> **To do**: From the records below, pick out every line that contains the string "label". Case counts, so match uppercase and lowercase letters precisely.
# start of Data shown
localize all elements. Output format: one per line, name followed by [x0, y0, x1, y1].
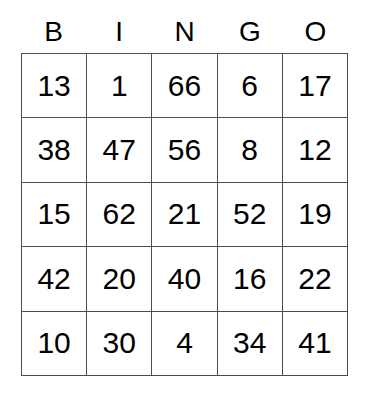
bingo-cell[interactable]: 42 [22, 247, 86, 310]
bingo-cell[interactable]: 34 [218, 312, 282, 375]
bingo-cell[interactable]: 47 [87, 118, 151, 181]
bingo-cell[interactable]: 4 [152, 312, 216, 375]
bingo-cell[interactable]: 15 [22, 183, 86, 246]
bingo-card: B I N G O 13 1 66 6 17 38 47 56 8 12 15 … [21, 0, 348, 376]
bingo-cell[interactable]: 6 [218, 54, 282, 117]
bingo-cell[interactable]: 30 [87, 312, 151, 375]
bingo-cell[interactable]: 8 [218, 118, 282, 181]
bingo-cell[interactable]: 52 [218, 183, 282, 246]
bingo-cell[interactable]: 41 [283, 312, 347, 375]
column-header-i: I [86, 18, 151, 53]
bingo-card-page: B I N G O 13 1 66 6 17 38 47 56 8 12 15 … [0, 0, 368, 400]
bingo-cell[interactable]: 22 [283, 247, 347, 310]
bingo-cell[interactable]: 38 [22, 118, 86, 181]
column-header-b: B [21, 18, 86, 53]
bingo-cell[interactable]: 13 [22, 54, 86, 117]
column-header-g: G [217, 18, 282, 53]
bingo-cell[interactable]: 40 [152, 247, 216, 310]
bingo-cell[interactable]: 19 [283, 183, 347, 246]
bingo-cell[interactable]: 16 [218, 247, 282, 310]
bingo-cell[interactable]: 12 [283, 118, 347, 181]
bingo-cell[interactable]: 21 [152, 183, 216, 246]
bingo-grid: 13 1 66 6 17 38 47 56 8 12 15 62 21 52 1… [21, 53, 348, 376]
column-header-n: N [152, 18, 217, 53]
bingo-cell[interactable]: 1 [87, 54, 151, 117]
bingo-cell[interactable]: 10 [22, 312, 86, 375]
column-header-o: O [283, 18, 348, 53]
bingo-cell[interactable]: 17 [283, 54, 347, 117]
bingo-cell[interactable]: 20 [87, 247, 151, 310]
bingo-cell[interactable]: 56 [152, 118, 216, 181]
bingo-header: B I N G O [21, 0, 348, 53]
bingo-cell[interactable]: 62 [87, 183, 151, 246]
bingo-cell[interactable]: 66 [152, 54, 216, 117]
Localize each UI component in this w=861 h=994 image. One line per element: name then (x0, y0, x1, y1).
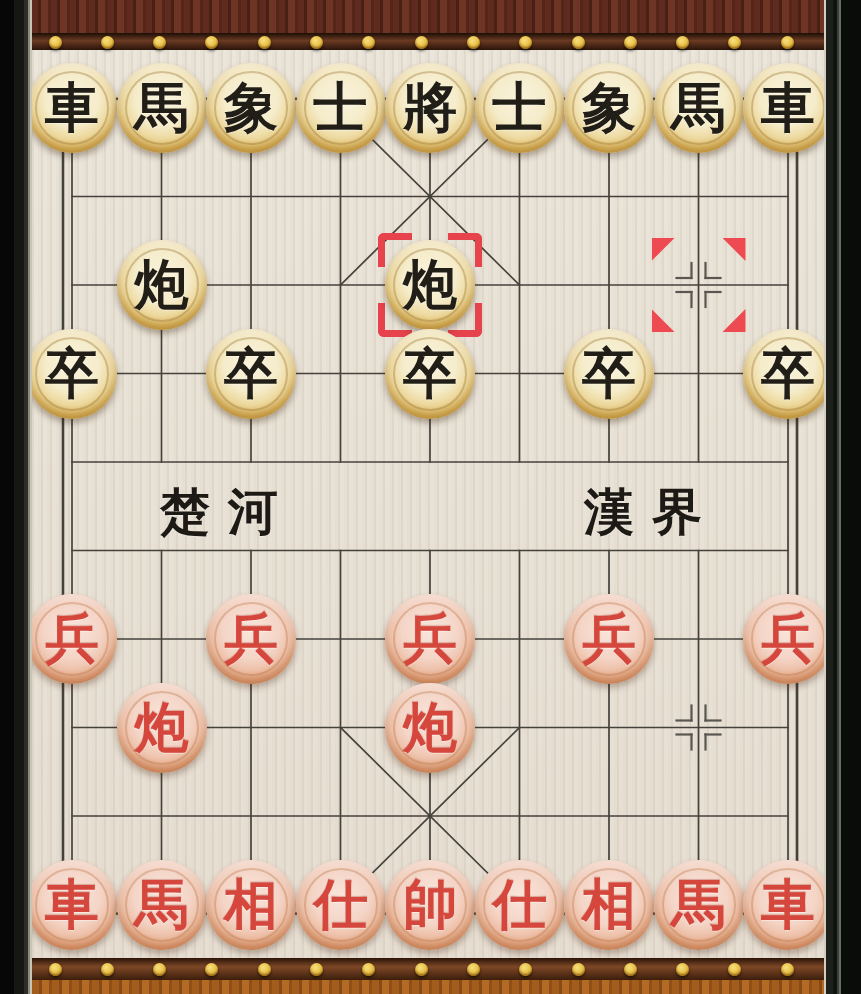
gold-stud (728, 36, 741, 49)
stud-rail-top (32, 33, 824, 50)
piece-black-advisor[interactable]: 士 (475, 63, 565, 153)
piece-character: 兵 (224, 612, 278, 666)
gold-stud (519, 963, 532, 976)
piece-character: 馬 (135, 878, 189, 932)
gold-stud (310, 963, 323, 976)
gold-stud (310, 36, 323, 49)
piece-red-horse[interactable]: 馬 (654, 860, 744, 950)
piece-character: 兵 (403, 612, 457, 666)
piece-character: 馬 (672, 878, 726, 932)
piece-black-advisor[interactable]: 士 (296, 63, 386, 153)
piece-red-soldier[interactable]: 兵 (743, 594, 833, 684)
piece-character: 車 (45, 81, 99, 135)
piece-character: 馬 (672, 81, 726, 135)
piece-red-elephant[interactable]: 相 (206, 860, 296, 950)
gold-stud (258, 963, 271, 976)
piece-red-cannon[interactable]: 炮 (117, 683, 207, 773)
xiangqi-board[interactable]: 楚河 漢界 車馬象士將士象馬車炮炮卒卒卒卒卒兵兵兵兵兵炮炮車馬相仕帥仕相馬車 (32, 50, 824, 958)
piece-red-advisor[interactable]: 仕 (475, 860, 565, 950)
piece-black-elephant[interactable]: 象 (206, 63, 296, 153)
xiangqi-app: 楚河 漢界 車馬象士將士象馬車炮炮卒卒卒卒卒兵兵兵兵兵炮炮車馬相仕帥仕相馬車 (0, 0, 861, 994)
gold-stud (781, 963, 794, 976)
piece-character: 卒 (224, 347, 278, 401)
gold-stud (49, 36, 62, 49)
piece-black-horse[interactable]: 馬 (654, 63, 744, 153)
gold-stud (467, 963, 480, 976)
piece-character: 士 (314, 81, 368, 135)
piece-red-horse[interactable]: 馬 (117, 860, 207, 950)
piece-red-elephant[interactable]: 相 (564, 860, 654, 950)
gold-stud (624, 36, 637, 49)
gold-stud (205, 963, 218, 976)
wood-frame-bottom (32, 980, 824, 994)
piece-character: 象 (224, 81, 278, 135)
piece-black-chariot[interactable]: 車 (743, 63, 833, 153)
piece-character: 炮 (403, 701, 457, 755)
piece-black-cannon[interactable]: 炮 (117, 240, 207, 330)
piece-black-general[interactable]: 將 (385, 63, 475, 153)
stud-rail-bottom (32, 958, 824, 980)
gold-stud (781, 36, 794, 49)
piece-character: 兵 (582, 612, 636, 666)
piece-character: 相 (582, 878, 636, 932)
gold-stud (415, 963, 428, 976)
gold-stud (258, 36, 271, 49)
piece-black-soldier[interactable]: 卒 (564, 329, 654, 419)
piece-character: 仕 (493, 878, 547, 932)
river-label-right: 漢界 (584, 479, 720, 546)
piece-black-soldier[interactable]: 卒 (385, 329, 475, 419)
piece-character: 相 (224, 878, 278, 932)
gold-stud (101, 963, 114, 976)
piece-character: 馬 (135, 81, 189, 135)
piece-character: 象 (582, 81, 636, 135)
piece-red-advisor[interactable]: 仕 (296, 860, 386, 950)
piece-character: 炮 (135, 258, 189, 312)
piece-black-chariot[interactable]: 車 (27, 63, 117, 153)
piece-character: 士 (493, 81, 547, 135)
gold-stud (519, 36, 532, 49)
wood-frame-top (32, 0, 824, 33)
piece-red-soldier[interactable]: 兵 (564, 594, 654, 684)
piece-character: 車 (45, 878, 99, 932)
frame-band-right (824, 0, 861, 994)
piece-character: 帥 (403, 878, 457, 932)
river-label-left: 楚河 (160, 479, 296, 546)
piece-character: 兵 (761, 612, 815, 666)
gold-stud (153, 963, 166, 976)
piece-black-soldier[interactable]: 卒 (27, 329, 117, 419)
piece-red-chariot[interactable]: 車 (743, 860, 833, 950)
gold-stud (205, 36, 218, 49)
piece-character: 將 (403, 81, 457, 135)
piece-red-soldier[interactable]: 兵 (385, 594, 475, 684)
piece-red-soldier[interactable]: 兵 (206, 594, 296, 684)
gold-stud (362, 36, 375, 49)
piece-black-elephant[interactable]: 象 (564, 63, 654, 153)
gold-stud (362, 963, 375, 976)
piece-character: 仕 (314, 878, 368, 932)
gold-stud (572, 963, 585, 976)
gold-stud (676, 963, 689, 976)
piece-black-soldier[interactable]: 卒 (206, 329, 296, 419)
piece-character: 車 (761, 81, 815, 135)
gold-stud (467, 36, 480, 49)
gold-stud (624, 963, 637, 976)
piece-character: 卒 (403, 347, 457, 401)
gold-stud (728, 963, 741, 976)
piece-red-soldier[interactable]: 兵 (27, 594, 117, 684)
piece-red-chariot[interactable]: 車 (27, 860, 117, 950)
piece-black-cannon[interactable]: 炮 (385, 240, 475, 330)
gold-stud (572, 36, 585, 49)
piece-character: 車 (761, 878, 815, 932)
piece-red-general[interactable]: 帥 (385, 860, 475, 950)
gold-stud (676, 36, 689, 49)
piece-character: 卒 (761, 347, 815, 401)
piece-character: 卒 (582, 347, 636, 401)
piece-black-horse[interactable]: 馬 (117, 63, 207, 153)
gold-stud (101, 36, 114, 49)
gold-stud (415, 36, 428, 49)
piece-character: 炮 (135, 701, 189, 755)
piece-character: 卒 (45, 347, 99, 401)
gold-stud (153, 36, 166, 49)
piece-character: 炮 (403, 258, 457, 312)
piece-character: 兵 (45, 612, 99, 666)
frame-band-left (0, 0, 32, 994)
piece-red-cannon[interactable]: 炮 (385, 683, 475, 773)
gold-stud (49, 963, 62, 976)
piece-black-soldier[interactable]: 卒 (743, 329, 833, 419)
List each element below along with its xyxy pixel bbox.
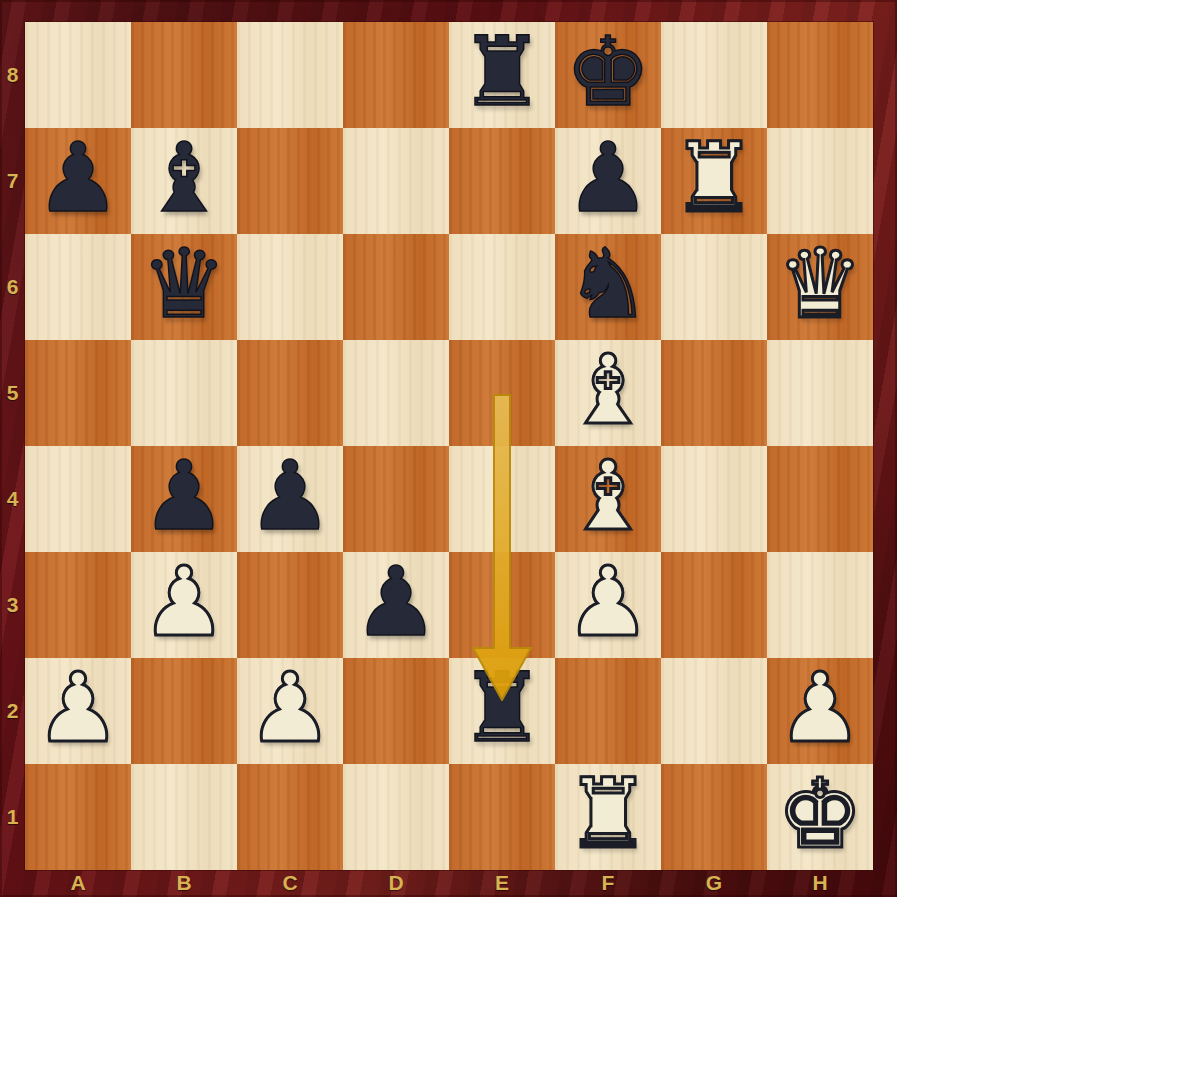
# end of Data shown
> **Result of the task**:
river-label-right: 漢界 (584, 479, 720, 546)
river-label-left: 楚河 (160, 479, 296, 546)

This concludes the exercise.